• [The problem] Make an exact copy of the entries below.

• [Stored entries]

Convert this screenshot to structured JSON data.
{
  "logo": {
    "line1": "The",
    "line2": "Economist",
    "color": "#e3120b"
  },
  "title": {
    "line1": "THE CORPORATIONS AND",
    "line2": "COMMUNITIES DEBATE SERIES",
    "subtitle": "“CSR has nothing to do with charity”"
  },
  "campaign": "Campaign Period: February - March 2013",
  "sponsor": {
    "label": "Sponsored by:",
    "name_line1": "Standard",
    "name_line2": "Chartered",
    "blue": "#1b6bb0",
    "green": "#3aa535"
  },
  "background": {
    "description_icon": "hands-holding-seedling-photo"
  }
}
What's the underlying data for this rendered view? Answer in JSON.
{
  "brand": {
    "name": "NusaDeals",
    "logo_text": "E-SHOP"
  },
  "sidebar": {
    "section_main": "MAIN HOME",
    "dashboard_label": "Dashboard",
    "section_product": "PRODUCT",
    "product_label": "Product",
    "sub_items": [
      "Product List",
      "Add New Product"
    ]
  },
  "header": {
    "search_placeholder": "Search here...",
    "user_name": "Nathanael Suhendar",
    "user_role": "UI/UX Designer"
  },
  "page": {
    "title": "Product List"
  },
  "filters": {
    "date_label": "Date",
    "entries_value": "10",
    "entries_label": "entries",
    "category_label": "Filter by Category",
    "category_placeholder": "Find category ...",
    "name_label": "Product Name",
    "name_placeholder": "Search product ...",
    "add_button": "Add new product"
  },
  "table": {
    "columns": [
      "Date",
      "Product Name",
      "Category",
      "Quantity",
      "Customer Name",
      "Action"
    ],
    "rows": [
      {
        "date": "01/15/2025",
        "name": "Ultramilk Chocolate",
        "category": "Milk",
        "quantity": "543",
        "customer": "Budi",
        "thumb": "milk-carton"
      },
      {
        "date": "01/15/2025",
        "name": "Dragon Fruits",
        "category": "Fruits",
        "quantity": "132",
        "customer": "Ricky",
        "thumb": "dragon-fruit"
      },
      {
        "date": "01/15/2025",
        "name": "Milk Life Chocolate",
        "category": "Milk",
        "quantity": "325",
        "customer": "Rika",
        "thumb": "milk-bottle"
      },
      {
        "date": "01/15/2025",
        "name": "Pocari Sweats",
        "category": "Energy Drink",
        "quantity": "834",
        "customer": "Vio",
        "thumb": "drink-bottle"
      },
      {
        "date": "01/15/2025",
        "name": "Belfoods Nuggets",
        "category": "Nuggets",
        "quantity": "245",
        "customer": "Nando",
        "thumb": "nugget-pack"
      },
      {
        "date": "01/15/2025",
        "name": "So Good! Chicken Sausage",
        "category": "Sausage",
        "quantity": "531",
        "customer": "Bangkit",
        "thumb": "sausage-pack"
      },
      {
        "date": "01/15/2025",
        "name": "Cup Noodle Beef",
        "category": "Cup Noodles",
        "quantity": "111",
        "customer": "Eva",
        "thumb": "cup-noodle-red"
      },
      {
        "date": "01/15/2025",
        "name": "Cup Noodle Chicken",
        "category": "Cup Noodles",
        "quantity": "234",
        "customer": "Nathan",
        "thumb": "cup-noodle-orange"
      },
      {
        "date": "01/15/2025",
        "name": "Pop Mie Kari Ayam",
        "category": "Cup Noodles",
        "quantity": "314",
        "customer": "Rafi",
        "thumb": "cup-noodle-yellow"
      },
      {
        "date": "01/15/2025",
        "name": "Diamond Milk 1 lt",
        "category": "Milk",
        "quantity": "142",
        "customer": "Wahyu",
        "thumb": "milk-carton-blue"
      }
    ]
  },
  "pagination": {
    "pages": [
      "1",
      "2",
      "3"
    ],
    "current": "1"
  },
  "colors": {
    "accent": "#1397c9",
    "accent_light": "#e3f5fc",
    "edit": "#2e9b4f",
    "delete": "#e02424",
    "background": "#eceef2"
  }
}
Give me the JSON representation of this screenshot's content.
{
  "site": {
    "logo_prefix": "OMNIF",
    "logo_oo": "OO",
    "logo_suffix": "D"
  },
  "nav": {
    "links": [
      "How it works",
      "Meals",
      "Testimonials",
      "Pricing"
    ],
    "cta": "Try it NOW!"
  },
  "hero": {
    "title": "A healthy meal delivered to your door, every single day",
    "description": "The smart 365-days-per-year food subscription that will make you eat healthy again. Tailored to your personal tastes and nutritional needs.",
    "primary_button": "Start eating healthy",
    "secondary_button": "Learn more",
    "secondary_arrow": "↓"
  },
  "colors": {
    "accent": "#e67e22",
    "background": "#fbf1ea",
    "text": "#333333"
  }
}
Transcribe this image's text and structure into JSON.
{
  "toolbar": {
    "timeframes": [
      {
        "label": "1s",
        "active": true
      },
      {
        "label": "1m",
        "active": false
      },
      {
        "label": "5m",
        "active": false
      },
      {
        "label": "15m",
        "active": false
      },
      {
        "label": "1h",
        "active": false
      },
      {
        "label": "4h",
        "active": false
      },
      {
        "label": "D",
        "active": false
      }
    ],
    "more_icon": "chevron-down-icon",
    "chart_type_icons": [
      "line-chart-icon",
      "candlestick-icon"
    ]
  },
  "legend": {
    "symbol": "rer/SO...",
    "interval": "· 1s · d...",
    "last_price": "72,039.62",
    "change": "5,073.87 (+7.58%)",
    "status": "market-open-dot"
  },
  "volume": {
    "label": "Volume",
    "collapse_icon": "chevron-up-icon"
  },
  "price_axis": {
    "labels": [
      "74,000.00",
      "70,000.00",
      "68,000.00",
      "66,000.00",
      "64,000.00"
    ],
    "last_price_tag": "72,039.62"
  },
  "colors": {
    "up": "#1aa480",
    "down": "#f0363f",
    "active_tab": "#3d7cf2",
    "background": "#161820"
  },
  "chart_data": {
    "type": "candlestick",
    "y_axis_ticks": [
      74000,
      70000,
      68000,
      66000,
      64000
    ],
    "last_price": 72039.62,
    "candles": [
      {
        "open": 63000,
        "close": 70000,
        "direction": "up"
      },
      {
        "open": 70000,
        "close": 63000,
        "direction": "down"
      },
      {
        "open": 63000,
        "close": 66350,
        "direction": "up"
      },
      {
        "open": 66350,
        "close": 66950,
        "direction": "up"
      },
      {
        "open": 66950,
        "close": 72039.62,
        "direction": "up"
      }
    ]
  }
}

• [Exercise response]
Convert this screenshot to structured JSON data.
{
  "logo": {
    "line1": "The",
    "line2": "Economist",
    "color": "#e3120b"
  },
  "title": {
    "line1": "THE CORPORATIONS AND",
    "line2": "COMMUNITIES DEBATE SERIES",
    "subtitle": "“CSR has nothing to do with charity”"
  },
  "campaign": "Campaign Period: February - March 2013",
  "sponsor": {
    "label": "Sponsored by:",
    "name_line1": "Standard",
    "name_line2": "Chartered",
    "blue": "#1b6bb0",
    "green": "#3aa535"
  },
  "background": {
    "description_icon": "hands-holding-seedling-photo"
  }
}
What's the underlying data for this rendered view? Answer in JSON.
{
  "brand": {
    "name": "NusaDeals",
    "logo_text": "E-SHOP"
  },
  "sidebar": {
    "section_main": "MAIN HOME",
    "dashboard_label": "Dashboard",
    "section_product": "PRODUCT",
    "product_label": "Product",
    "sub_items": [
      "Product List",
      "Add New Product"
    ]
  },
  "header": {
    "search_placeholder": "Search here...",
    "user_name": "Nathanael Suhendar",
    "user_role": "UI/UX Designer"
  },
  "page": {
    "title": "Product List"
  },
  "filters": {
    "date_label": "Date",
    "entries_value": "10",
    "entries_label": "entries",
    "category_label": "Filter by Category",
    "category_placeholder": "Find category ...",
    "name_label": "Product Name",
    "name_placeholder": "Search product ...",
    "add_button": "Add new product"
  },
  "table": {
    "columns": [
      "Date",
      "Product Name",
      "Category",
      "Quantity",
      "Customer Name",
      "Action"
    ],
    "rows": [
      {
        "date": "01/15/2025",
        "name": "Ultramilk Chocolate",
        "category": "Milk",
        "quantity": "543",
        "customer": "Budi",
        "thumb": "milk-carton"
      },
      {
        "date": "01/15/2025",
        "name": "Dragon Fruits",
        "category": "Fruits",
        "quantity": "132",
        "customer": "Ricky",
        "thumb": "dragon-fruit"
      },
      {
        "date": "01/15/2025",
        "name": "Milk Life Chocolate",
        "category": "Milk",
        "quantity": "325",
        "customer": "Rika",
        "thumb": "milk-bottle"
      },
      {
        "date": "01/15/2025",
        "name": "Pocari Sweats",
        "category": "Energy Drink",
        "quantity": "834",
        "customer": "Vio",
        "thumb": "drink-bottle"
      },
      {
        "date": "01/15/2025",
        "name": "Belfoods Nuggets",
        "category": "Nuggets",
        "quantity": "245",
        "customer": "Nando",
        "thumb": "nugget-pack"
      },
      {
        "date": "01/15/2025",
        "name": "So Good! Chicken Sausage",
        "category": "Sausage",
        "quantity": "531",
        "customer": "Bangkit",
        "thumb": "sausage-pack"
      },
      {
        "date": "01/15/2025",
        "name": "Cup Noodle Beef",
        "category": "Cup Noodles",
        "quantity": "111",
        "customer": "Eva",
        "thumb": "cup-noodle-red"
      },
      {
        "date": "01/15/2025",
        "name": "Cup Noodle Chicken",
        "category": "Cup Noodles",
        "quantity": "234",
        "customer": "Nathan",
        "thumb": "cup-noodle-orange"
      },
      {
        "date": "01/15/2025",
        "name": "Pop Mie Kari Ayam",
        "category": "Cup Noodles",
        "quantity": "314",
        "customer": "Rafi",
        "thumb": "cup-noodle-yellow"
      },
      {
        "date": "01/15/2025",
        "name": "Diamond Milk 1 lt",
        "category": "Milk",
        "quantity": "142",
        "customer": "Wahyu",
        "thumb": "milk-carton-blue"
      }
    ]
  },
  "pagination": {
    "pages": [
      "1",
      "2",
      "3"
    ],
    "current": "1"
  },
  "colors": {
    "accent": "#1397c9",
    "accent_light": "#e3f5fc",
    "edit": "#2e9b4f",
    "delete": "#e02424",
    "background": "#eceef2"
  }
}
Give me the JSON representation of this screenshot's content.
{
  "site": {
    "logo_prefix": "OMNIF",
    "logo_oo": "OO",
    "logo_suffix": "D"
  },
  "nav": {
    "links": [
      "How it works",
      "Meals",
      "Testimonials",
      "Pricing"
    ],
    "cta": "Try it NOW!"
  },
  "hero": {
    "title": "A healthy meal delivered to your door, every single day",
    "description": "The smart 365-days-per-year food subscription that will make you eat healthy again. Tailored to your personal tastes and nutritional needs.",
    "primary_button": "Start eating healthy",
    "secondary_button": "Learn more",
    "secondary_arrow": "↓"
  },
  "colors": {
    "accent": "#e67e22",
    "background": "#fbf1ea",
    "text": "#333333"
  }
}
Transcribe this image's text and structure into JSON.
{
  "toolbar": {
    "timeframes": [
      {
        "label": "1s",
        "active": true
      },
      {
        "label": "1m",
        "active": false
      },
      {
        "label": "5m",
        "active": false
      },
      {
        "label": "15m",
        "active": false
      },
      {
        "label": "1h",
        "active": false
      },
      {
        "label": "4h",
        "active": false
      },
      {
        "label": "D",
        "active": false
      }
    ],
    "more_icon": "chevron-down-icon",
    "chart_type_icons": [
      "line-chart-icon",
      "candlestick-icon"
    ]
  },
  "legend": {
    "symbol": "rer/SO...",
    "interval": "· 1s · d...",
    "last_price": "72,039.62",
    "change": "5,073.87 (+7.58%)",
    "status": "market-open-dot"
  },
  "volume": {
    "label": "Volume",
    "collapse_icon": "chevron-up-icon"
  },
  "price_axis": {
    "labels": [
      "74,000.00",
      "70,000.00",
      "68,000.00",
      "66,000.00",
      "64,000.00"
    ],
    "last_price_tag": "72,039.62"
  },
  "colors": {
    "up": "#1aa480",
    "down": "#f0363f",
    "active_tab": "#3d7cf2",
    "background": "#161820"
  },
  "chart_data": {
    "type": "candlestick",
    "y_axis_ticks": [
      74000,
      70000,
      68000,
      66000,
      64000
    ],
    "last_price": 72039.62,
    "candles": [
      {
        "open": 63000,
        "close": 70000,
        "direction": "up"
      },
      {
        "open": 70000,
        "close": 63000,
        "direction": "down"
      },
      {
        "open": 63000,
        "close": 66350,
        "direction": "up"
      },
      {
        "open": 66350,
        "close": 66950,
        "direction": "up"
      },
      {
        "open": 66950,
        "close": 72039.62,
        "direction": "up"
      }
    ]
  }
}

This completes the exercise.